Task to complete: Copy the lines verbatim, beginning with the line that contains "Convert this chart" and continuing through the end of the data, and only those lines.

--- Begin Input rows ---

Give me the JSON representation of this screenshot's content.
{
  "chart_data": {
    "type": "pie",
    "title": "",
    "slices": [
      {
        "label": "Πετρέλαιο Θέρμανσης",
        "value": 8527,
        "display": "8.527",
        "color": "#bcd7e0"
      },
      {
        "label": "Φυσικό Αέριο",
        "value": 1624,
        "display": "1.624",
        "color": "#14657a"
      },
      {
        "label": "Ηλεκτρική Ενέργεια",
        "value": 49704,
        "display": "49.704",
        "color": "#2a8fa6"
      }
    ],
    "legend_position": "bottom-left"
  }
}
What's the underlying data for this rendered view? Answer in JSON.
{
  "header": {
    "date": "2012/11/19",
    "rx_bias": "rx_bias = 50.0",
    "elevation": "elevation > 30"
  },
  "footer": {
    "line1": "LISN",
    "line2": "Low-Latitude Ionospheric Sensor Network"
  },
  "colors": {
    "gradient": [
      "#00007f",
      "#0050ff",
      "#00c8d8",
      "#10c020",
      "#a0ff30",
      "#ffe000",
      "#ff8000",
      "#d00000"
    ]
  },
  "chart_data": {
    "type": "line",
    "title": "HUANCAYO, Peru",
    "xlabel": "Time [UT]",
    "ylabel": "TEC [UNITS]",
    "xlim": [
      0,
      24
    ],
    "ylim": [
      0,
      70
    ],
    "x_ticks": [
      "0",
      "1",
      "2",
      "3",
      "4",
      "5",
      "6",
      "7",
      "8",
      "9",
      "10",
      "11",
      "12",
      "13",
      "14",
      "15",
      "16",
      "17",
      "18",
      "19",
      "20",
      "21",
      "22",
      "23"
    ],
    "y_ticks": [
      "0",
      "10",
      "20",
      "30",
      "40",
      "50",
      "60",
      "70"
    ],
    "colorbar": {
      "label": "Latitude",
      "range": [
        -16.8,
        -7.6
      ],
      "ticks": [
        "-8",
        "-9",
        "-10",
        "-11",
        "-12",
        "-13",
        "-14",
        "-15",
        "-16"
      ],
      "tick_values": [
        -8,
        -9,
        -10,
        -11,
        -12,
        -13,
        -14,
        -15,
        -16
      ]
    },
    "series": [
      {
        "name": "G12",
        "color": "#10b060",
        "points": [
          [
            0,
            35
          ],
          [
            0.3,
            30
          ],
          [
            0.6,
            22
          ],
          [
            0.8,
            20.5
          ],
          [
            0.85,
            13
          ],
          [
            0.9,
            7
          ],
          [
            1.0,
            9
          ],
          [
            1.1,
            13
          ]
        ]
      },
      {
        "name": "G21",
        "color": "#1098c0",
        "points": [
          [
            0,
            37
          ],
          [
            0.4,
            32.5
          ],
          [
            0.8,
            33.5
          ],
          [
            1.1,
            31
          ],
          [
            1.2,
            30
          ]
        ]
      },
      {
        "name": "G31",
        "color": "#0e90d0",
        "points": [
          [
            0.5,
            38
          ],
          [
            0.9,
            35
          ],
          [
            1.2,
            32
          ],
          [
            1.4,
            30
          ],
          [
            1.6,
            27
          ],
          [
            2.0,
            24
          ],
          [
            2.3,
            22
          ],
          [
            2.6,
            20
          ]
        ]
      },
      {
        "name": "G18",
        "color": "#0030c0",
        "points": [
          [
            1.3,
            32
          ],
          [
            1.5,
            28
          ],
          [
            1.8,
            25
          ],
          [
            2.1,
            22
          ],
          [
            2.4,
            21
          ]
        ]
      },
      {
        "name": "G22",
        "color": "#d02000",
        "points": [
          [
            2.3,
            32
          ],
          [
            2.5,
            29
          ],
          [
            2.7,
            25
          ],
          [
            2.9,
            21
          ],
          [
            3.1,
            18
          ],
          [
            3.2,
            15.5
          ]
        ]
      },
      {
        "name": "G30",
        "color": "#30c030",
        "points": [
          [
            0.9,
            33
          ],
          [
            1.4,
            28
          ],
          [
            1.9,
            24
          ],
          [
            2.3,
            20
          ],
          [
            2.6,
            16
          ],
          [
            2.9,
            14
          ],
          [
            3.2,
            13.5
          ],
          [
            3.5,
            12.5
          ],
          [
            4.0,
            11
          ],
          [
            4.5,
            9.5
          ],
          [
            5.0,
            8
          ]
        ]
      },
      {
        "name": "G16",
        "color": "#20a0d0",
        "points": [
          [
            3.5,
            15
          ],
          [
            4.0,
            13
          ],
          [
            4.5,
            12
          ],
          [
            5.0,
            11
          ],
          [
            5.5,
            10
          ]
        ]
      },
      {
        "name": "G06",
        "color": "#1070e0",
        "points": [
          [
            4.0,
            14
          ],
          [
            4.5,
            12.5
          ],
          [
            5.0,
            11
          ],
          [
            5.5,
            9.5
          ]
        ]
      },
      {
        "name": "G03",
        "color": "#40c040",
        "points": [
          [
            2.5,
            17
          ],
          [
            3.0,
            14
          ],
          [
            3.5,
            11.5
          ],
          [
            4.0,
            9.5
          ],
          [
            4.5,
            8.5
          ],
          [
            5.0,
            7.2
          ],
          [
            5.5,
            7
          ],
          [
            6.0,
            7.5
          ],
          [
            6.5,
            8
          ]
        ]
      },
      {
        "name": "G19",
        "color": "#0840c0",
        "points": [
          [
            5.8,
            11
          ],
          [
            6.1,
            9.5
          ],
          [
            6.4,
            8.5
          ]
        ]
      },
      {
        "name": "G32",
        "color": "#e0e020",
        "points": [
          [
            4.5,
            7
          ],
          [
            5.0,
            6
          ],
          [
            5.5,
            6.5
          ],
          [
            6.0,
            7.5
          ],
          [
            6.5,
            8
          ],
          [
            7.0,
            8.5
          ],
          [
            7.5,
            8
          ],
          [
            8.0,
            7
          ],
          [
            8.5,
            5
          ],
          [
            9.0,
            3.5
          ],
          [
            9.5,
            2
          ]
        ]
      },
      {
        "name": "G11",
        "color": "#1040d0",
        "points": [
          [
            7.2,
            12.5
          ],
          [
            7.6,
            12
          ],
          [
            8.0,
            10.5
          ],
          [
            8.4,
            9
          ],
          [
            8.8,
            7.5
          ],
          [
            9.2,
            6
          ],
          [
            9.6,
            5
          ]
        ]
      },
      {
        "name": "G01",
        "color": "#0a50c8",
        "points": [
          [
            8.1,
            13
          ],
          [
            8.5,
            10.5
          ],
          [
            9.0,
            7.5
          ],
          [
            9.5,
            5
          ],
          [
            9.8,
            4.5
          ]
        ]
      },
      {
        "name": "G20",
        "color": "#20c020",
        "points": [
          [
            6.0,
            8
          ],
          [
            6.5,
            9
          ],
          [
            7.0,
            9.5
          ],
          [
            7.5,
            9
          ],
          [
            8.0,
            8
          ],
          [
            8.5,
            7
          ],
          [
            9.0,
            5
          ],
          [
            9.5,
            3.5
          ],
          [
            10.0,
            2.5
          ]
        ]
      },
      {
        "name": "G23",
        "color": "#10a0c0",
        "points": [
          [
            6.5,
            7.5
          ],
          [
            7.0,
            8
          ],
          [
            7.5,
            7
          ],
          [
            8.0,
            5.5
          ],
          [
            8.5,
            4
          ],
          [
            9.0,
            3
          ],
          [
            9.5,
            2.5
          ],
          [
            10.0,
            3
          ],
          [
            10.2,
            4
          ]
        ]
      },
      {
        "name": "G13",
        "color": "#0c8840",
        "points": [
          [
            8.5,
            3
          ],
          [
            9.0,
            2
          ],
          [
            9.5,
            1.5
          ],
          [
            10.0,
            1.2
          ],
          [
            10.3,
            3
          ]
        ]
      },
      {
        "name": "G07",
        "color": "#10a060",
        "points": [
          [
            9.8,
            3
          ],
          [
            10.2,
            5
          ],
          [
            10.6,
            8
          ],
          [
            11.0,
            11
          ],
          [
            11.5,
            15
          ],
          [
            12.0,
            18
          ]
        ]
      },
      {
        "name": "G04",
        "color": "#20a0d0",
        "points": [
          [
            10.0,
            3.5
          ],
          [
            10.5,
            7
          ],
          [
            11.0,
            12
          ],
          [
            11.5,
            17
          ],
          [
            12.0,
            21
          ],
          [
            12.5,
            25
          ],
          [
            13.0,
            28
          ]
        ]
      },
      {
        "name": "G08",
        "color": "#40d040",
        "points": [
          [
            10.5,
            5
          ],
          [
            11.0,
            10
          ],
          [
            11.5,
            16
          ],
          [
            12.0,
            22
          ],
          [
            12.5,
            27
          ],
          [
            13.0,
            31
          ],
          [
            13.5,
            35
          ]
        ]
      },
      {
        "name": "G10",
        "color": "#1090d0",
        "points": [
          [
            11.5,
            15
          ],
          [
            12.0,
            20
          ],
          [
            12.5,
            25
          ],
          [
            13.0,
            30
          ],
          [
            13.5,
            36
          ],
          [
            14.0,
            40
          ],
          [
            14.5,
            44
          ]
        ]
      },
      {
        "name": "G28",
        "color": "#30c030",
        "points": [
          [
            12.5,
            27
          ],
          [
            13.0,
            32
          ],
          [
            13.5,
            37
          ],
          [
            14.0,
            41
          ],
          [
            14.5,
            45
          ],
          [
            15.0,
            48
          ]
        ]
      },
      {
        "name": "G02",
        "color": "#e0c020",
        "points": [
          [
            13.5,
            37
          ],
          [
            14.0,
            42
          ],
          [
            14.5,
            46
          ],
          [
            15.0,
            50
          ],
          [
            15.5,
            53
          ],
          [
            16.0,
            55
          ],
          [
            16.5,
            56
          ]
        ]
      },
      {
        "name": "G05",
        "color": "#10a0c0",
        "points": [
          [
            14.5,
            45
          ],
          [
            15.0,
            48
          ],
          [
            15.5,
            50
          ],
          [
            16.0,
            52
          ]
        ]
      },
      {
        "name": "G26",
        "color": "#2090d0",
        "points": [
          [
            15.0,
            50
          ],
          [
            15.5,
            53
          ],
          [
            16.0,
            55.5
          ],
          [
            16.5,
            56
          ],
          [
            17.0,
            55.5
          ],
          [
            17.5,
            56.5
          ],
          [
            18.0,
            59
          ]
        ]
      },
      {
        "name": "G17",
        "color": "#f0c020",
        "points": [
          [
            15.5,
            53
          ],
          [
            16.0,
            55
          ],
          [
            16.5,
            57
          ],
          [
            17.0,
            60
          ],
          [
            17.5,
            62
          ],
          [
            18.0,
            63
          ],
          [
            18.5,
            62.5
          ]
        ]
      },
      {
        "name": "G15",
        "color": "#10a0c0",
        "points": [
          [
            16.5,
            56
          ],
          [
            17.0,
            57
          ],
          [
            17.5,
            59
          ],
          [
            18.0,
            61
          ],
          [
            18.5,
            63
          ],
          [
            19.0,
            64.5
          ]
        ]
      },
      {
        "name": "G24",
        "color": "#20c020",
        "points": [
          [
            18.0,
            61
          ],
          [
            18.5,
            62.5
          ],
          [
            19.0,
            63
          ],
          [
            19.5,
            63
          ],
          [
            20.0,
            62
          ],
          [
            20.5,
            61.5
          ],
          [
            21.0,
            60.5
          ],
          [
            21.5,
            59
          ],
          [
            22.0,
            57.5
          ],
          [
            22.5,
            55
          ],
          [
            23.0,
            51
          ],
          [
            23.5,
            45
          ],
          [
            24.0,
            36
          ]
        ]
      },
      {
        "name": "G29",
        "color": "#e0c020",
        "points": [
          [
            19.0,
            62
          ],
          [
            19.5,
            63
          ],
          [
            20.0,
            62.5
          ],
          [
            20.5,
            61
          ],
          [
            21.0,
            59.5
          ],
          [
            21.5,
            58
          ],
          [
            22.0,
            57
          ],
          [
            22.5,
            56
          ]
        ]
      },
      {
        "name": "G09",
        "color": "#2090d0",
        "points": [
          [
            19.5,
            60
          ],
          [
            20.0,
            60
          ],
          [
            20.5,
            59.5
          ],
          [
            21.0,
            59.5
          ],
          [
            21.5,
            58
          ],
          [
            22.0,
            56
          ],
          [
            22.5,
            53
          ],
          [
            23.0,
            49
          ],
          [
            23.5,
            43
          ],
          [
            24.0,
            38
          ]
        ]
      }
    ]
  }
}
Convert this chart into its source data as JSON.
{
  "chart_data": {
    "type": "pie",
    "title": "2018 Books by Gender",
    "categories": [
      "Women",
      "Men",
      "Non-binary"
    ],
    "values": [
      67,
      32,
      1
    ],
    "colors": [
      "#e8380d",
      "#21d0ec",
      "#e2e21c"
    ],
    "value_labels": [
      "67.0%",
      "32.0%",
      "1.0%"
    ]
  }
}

--- End Input rows ---

Output below:
Convert this chart into its source data as JSON.
{
  "chart_data": {
    "type": "pie",
    "title": "2018 Books by Gender",
    "categories": [
      "Women",
      "Men",
      "Non-binary"
    ],
    "values": [
      67,
      32,
      1
    ],
    "colors": [
      "#e8380d",
      "#21d0ec",
      "#e2e21c"
    ],
    "value_labels": [
      "67.0%",
      "32.0%",
      "1.0%"
    ]
  }
}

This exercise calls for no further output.